Stored dataset items:
►

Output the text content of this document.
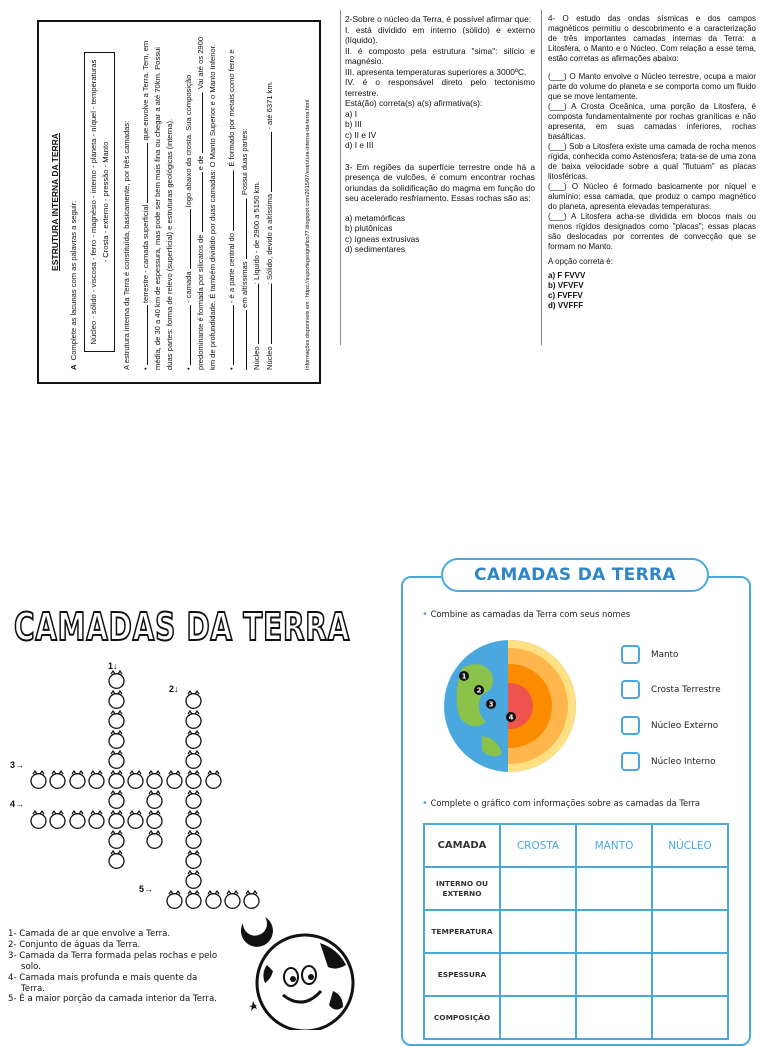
ESTRUTURA INTERNA DA TERRA
A  Complete as lacunas com as palavras a seguir:	Núcleo - sólido - viscosa - ferro - magnésio - interno - planeta - níquel - temperaturas - Crosta - externo - pressão - Manto	A estrutura interna da Terra é constituída, basicamente, por três camadas: •  terrestre - camada superficial  que envolve a Terra. Tem, em média, de 30 a 40 km de espessura, mas pode ser bem mais fina ou chegar a até 70km. Possui duas partes: forma de relevo (superficial) e estruturas geológicas (interna). •  - camada  logo abaixo da crosta. Sua composição predominante é formada por silicatos de  e de . Vai até os 2900 km de profundidade. É também dividido por duas camadas: O Manto Superior e o Manto Inferior. •  - é a parte central do . É formado por metais como ferro e  em altíssimas . Possui duas partes:
Núcleo : Líquido - de 2900 a 5150 km.
Núcleo : Sólido, devido a altíssima  - até 6371 km.	Informações disponíveis em : https://suportegeografico77.blogspot.com/2015/07/estrutura-interna-da-terra.html

2-Sobre o núcleo da Terra, é possível afirmar que:

I. está dividido em interno (sólido) e externo (líquido).

II. é composto pela estrutura "sima": silício e magnésio.

III. apresenta temperaturas superiores a 3000ºC.

IV. é o responsável direto pelo tectonismo terrestre.

Está(ão) correta(s) a(s) afirmativa(s):

a) I

b) III

c) II e IV

d) I e III

3- Em regiões da superfície terrestre onde há a presença de vulcões, é comum encontrar rochas oriundas da solidificação do magma em função do seu acelerado resfriamento. Essas rochas são as:

a) metamórficas

b) plutônicas

c) ígneas extrusivas

d) sedimentares

4- O estudo das ondas sísmicas e dos campos magnéticos permitiu o descobrimento e a caracterização de três importantes camadas internas da Terra: a Litosfera, o Manto e o Núcleo. Com relação a esse tema, estão corretas as afirmações abaixo:

(___) O Manto envolve o Núcleo terrestre, ocupa a maior parte do volume do planeta e se comporta como um fluido que se move lentamente.

(___) A Crosta Oceânica, uma porção da Litosfera, é composta fundamentalmente por rochas graníticas e não apresenta, em suas camadas inferiores, rochas basálticas.

(___) Sob a Litosfera existe uma camada de rocha menos rígida, conhecida como Astenosfera; trata-se de uma zona de baixa velocidade sobre a qual "flutuam" as placas litosféricas.

(___) O Núcleo é formado basicamente por níquel e alumínio; essa camada, que produz o campo magnético do planeta, apresenta elevadas temperaturas.

(___) A Litosfera acha-se dividida em blocos mais ou menos rígidos designados como "placas"; essas placas são deslocadas por correntes de convecção que se formam no Manto.

A opção correta é:

a) F FVVV

b) VFVFV

c) FVFFV

d) VVFFF

CAMADAS DA TERRA
1↓
2↓
3→
4→
5→
1- Camada de ar que envolve a Terra.
2- Conjunto de águas da Terra.
3- Camada da Terra formada pelas rochas e pelo solo.
4- Camada mais profunda e mais quente da Terra.
5- É a maior porção da camada interior da Terra.
CAMADAS DA TERRA
• Combine as camadas da Terra com seus nomes
1
2
3
4
Manto
Crosta Terrestre
Núcleo Externo
Núcleo Interno
• Complete o gráfico com informações sobre as camadas da Terra
CAMADA	CROSTA	MANTO	NÚCLEO
INTERNO OU EXTERNO			
TEMPERATURA			
ESPESSURA			
COMPOSIÇÃO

◄

- Exercise task -
Each line containing "porção" counts once; state the total number of such lines and nothing else.

- Expected output -
2